Teruskan teks tentang dampak digitalisasi bagi masyarakat, mulai setelah kalimat terakhirnya.

──────── TEKS

Demikian pula kontribusi bagi bidang pendidikan serta kesehatan, sekarang menjadi lebih maju berkat digitalisasi. Hal ini sangat kentara sewaktu pandemi Covid-19 merebak pada 2020 dan 2021 lalu.
Nah, sekarang kita lihat kontradiksinya, maksudnya dampak negatif digitalisasi. Harus diakui bahwa digital society juga melahirkan sejumlah masalah sosial yang meresahkan.
Betapa tidak meresahkan, karena kita merasakan terbelahnya masyarakat yang berpotensi meruntuhkan persatuan dan kesatuan bangsa.
Apalagi, hal tersebut cukup sering diprovokasi oleh berita yang sebetulnya hoaks. Masalahnya, sebagian masyarakat sangat gampang percaya begitu saja pada berita bohong itu.

────────────────
──────── DATA TERKUMPUL

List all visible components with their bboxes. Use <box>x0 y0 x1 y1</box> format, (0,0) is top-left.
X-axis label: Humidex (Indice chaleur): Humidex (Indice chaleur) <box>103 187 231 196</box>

────────────────

* [JAWABAN TUGAS]:
Keresahan berikutnya, menyangkut silih bergantinya muncul kasus investasi bodong. Tingkat literasi keuangan rata-rata masyarakat kita yang relatif rendah, membuat banyak yang tergiur dan akhirnya menderita kerugian akibat investasi bodong.
Penipuan melalui media sosial dengan modus social engineering (berkomunikasi untuk menipu) sering mengintai masyarakat yang kurang awas.Â
Berbagai macam modus penipuan tersebut, mulai dari yang berkedok mencari jodoh hingga membuat pengumuman seolah-olah dari manajemen sebuah bank yang punya jutaan nasabah.
Seorang nasabah yang tidak mengecek validitas pengumuman tersebut, lalu mengklik tautan pengumuman itu, akan menjadi sasaran empuk untuk dibobol rekeningnya.
Memang, yang paling mengkhawatirkan sekarang ini sebetulnya adalah kebocoran data yang antara lain digunakan untuk membobol rekening bank seseorang.
Jauh sebelum itu, ada modus "mama minta pulsa", "anak mama kecelakaan" atau "anak mama ditahan polisi". Artinya, mereka yang kreatif dalam konotasi negatif, sungguh lihai memainkan sisi psikologis calon mangsanya.